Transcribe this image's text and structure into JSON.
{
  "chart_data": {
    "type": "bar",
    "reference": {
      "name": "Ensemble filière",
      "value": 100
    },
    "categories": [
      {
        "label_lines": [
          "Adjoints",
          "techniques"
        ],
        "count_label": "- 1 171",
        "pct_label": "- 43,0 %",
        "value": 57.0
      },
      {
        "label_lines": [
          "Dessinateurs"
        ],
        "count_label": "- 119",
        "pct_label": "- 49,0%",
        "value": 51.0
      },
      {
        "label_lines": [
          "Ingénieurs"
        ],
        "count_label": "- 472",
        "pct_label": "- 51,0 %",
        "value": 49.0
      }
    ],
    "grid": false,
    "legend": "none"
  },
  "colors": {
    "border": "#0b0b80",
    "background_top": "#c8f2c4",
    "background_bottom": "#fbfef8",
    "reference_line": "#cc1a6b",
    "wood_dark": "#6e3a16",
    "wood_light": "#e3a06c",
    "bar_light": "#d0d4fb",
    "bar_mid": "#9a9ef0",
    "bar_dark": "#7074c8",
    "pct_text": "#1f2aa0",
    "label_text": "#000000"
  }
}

...

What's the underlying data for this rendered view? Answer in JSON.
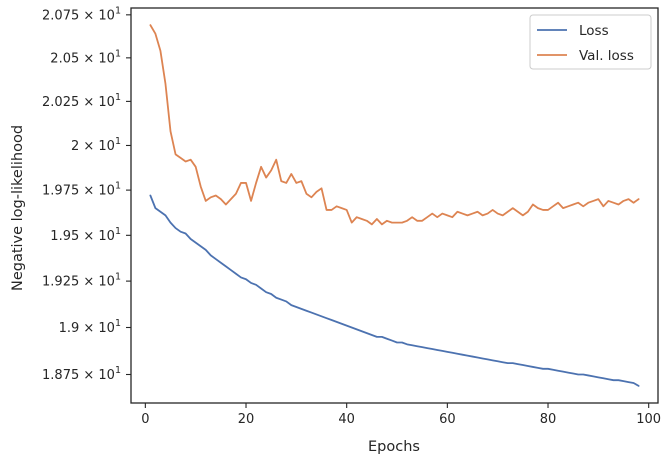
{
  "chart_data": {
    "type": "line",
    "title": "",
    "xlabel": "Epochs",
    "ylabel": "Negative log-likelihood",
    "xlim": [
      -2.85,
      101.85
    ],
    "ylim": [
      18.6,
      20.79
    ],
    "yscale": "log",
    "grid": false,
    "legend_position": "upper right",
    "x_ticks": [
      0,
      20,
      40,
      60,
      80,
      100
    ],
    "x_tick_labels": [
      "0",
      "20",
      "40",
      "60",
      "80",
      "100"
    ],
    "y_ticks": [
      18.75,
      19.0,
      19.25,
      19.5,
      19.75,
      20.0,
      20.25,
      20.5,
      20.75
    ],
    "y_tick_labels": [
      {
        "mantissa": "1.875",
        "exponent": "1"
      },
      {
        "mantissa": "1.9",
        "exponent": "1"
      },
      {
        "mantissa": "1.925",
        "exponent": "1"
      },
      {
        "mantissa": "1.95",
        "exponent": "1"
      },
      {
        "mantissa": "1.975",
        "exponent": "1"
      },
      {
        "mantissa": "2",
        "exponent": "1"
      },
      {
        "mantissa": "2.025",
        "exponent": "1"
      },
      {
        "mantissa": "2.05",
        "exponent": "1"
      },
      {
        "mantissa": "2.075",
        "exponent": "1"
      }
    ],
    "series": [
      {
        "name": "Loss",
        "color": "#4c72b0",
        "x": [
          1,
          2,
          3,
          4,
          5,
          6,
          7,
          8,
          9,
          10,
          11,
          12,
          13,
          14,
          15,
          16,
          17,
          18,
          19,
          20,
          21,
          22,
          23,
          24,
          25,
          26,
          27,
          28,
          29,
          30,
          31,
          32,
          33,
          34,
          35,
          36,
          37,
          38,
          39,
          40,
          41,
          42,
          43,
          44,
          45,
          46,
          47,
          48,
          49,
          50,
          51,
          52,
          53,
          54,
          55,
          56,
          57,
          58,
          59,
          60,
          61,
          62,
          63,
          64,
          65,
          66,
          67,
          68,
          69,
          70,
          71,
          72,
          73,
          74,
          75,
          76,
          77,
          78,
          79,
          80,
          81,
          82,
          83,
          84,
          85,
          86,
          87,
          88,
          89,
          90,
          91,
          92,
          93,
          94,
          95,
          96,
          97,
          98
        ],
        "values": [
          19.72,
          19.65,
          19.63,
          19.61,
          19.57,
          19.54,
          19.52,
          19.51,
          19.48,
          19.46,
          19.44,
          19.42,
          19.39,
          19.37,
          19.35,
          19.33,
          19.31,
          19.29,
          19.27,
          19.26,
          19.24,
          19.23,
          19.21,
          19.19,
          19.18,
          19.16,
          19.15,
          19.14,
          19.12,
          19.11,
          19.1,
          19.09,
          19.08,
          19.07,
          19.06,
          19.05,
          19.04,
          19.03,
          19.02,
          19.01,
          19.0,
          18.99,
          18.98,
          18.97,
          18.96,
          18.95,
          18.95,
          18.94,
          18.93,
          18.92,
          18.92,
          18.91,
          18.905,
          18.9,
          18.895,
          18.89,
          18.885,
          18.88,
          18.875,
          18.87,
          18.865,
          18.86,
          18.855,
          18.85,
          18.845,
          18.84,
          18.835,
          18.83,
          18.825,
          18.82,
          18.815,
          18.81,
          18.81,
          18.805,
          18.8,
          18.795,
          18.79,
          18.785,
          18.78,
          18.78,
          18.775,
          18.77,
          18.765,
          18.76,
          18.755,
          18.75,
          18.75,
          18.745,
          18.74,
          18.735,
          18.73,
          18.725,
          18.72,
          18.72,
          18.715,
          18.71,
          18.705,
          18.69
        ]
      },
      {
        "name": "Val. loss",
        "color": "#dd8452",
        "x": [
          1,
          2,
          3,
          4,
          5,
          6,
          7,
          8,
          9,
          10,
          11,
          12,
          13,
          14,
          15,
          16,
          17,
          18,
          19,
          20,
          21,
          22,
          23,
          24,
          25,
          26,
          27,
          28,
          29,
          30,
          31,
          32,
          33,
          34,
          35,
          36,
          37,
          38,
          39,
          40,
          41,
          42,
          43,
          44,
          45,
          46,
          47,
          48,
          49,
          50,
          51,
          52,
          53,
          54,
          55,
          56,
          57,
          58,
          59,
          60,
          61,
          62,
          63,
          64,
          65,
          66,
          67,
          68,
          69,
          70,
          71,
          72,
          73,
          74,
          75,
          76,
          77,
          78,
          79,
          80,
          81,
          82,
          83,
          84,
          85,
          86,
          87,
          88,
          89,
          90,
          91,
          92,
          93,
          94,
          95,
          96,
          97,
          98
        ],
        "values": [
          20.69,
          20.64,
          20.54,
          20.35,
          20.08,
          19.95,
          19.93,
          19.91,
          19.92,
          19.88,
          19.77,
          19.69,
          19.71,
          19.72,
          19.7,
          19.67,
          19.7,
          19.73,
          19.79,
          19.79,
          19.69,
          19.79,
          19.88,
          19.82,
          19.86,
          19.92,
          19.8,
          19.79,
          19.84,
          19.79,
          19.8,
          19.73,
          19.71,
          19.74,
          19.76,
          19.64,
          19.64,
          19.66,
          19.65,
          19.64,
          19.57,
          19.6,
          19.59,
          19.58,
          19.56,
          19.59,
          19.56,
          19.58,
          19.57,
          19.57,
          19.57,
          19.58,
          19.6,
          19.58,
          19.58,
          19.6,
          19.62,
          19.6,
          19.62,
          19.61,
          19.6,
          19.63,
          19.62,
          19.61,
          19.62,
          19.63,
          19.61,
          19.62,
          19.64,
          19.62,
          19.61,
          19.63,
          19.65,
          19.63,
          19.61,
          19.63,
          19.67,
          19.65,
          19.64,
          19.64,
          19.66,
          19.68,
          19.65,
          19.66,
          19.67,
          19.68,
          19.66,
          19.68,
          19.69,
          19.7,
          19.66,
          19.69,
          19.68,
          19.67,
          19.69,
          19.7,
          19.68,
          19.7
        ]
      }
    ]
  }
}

==

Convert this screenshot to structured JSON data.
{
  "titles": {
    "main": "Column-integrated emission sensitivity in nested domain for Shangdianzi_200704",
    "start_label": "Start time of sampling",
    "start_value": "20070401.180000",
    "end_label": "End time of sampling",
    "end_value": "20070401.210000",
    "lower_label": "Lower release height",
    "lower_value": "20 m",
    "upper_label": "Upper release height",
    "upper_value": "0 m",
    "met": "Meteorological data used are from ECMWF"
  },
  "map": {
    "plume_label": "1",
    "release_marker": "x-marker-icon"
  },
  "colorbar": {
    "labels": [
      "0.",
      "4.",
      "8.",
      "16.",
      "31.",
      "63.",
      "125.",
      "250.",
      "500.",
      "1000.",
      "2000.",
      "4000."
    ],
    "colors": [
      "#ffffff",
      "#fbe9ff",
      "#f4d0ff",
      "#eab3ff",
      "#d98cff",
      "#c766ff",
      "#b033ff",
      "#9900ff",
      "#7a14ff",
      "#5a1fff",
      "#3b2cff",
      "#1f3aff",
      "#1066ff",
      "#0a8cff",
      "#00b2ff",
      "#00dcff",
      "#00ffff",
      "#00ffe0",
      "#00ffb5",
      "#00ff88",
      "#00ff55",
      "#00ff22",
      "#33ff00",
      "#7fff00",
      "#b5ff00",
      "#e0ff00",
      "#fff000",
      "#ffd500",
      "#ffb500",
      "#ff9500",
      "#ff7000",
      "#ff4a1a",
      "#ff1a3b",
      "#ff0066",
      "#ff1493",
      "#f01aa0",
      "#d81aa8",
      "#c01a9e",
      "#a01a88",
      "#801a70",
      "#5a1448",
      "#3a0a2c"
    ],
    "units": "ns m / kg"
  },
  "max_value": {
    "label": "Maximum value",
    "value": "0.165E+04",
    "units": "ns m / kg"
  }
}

### [OBJECTIVE]
Copy out every line from the data above that has "this" in it.

### [THE SOLUTION]
Transcribe this image's text and structure into JSON.
What's the underlying data for this rendered view? Answer in JSON.
Convert this screenshot to structured JSON data.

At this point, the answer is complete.